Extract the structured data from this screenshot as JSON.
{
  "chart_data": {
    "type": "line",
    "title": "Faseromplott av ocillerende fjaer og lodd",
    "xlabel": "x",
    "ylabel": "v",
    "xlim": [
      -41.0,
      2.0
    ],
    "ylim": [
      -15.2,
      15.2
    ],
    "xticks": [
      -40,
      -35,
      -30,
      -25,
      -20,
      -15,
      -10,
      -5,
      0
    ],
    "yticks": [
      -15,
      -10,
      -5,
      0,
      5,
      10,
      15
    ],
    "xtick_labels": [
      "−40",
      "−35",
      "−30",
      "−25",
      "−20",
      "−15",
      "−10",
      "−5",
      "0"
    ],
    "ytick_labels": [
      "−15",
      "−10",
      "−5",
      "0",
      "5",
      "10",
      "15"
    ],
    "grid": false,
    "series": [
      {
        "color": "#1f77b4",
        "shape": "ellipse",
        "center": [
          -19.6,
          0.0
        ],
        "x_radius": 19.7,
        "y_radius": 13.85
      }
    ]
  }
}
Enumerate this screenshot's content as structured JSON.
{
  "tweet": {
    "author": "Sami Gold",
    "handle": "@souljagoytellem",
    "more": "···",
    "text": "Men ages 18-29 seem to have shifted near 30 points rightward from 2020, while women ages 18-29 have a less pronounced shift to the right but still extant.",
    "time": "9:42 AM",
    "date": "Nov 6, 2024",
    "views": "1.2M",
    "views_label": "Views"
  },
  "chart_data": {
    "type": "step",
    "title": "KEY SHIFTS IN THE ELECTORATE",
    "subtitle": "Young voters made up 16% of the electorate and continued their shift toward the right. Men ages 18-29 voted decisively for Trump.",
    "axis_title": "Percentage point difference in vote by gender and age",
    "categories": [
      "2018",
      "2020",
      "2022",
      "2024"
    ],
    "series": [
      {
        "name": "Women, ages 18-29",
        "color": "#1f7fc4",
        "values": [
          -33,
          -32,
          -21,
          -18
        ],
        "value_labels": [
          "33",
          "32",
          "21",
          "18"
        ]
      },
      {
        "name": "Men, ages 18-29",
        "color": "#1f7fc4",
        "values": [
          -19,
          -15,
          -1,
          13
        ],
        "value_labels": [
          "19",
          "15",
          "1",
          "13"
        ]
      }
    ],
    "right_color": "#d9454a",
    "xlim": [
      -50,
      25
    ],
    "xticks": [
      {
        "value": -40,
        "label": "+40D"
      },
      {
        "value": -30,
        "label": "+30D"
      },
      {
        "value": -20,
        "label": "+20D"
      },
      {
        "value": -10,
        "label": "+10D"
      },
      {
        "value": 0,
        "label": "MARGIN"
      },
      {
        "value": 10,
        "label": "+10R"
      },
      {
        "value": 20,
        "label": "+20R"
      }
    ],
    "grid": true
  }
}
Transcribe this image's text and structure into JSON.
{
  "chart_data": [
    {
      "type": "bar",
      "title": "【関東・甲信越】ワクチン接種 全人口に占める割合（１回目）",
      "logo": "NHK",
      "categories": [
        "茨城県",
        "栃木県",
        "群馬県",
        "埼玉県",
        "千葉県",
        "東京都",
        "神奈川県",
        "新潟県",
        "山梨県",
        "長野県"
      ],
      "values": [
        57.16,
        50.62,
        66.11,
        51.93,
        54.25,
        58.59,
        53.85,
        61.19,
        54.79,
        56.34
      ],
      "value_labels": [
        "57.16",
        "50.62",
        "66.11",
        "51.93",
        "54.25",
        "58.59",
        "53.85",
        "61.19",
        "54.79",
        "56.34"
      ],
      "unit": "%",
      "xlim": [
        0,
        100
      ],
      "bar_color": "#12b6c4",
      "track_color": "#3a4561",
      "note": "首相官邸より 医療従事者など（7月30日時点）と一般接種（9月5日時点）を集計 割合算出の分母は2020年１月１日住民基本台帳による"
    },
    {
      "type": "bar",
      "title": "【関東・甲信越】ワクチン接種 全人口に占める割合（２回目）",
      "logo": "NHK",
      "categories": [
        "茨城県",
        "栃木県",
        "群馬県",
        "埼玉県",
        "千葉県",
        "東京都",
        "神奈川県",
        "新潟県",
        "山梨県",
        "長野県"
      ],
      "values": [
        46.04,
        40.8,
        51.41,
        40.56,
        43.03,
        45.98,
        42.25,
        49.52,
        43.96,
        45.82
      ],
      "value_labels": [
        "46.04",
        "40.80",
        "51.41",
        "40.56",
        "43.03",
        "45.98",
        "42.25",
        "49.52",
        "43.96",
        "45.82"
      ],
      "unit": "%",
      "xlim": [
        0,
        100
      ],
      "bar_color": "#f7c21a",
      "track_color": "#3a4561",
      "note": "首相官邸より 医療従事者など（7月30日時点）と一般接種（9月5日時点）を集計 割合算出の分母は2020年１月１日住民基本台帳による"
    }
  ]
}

| Written exercise |
Go through the records and copy each line with "screenshot" in it.

| Exercise solution |
Extract the structured data from this screenshot as JSON.
Enumerate this screenshot's content as structured JSON.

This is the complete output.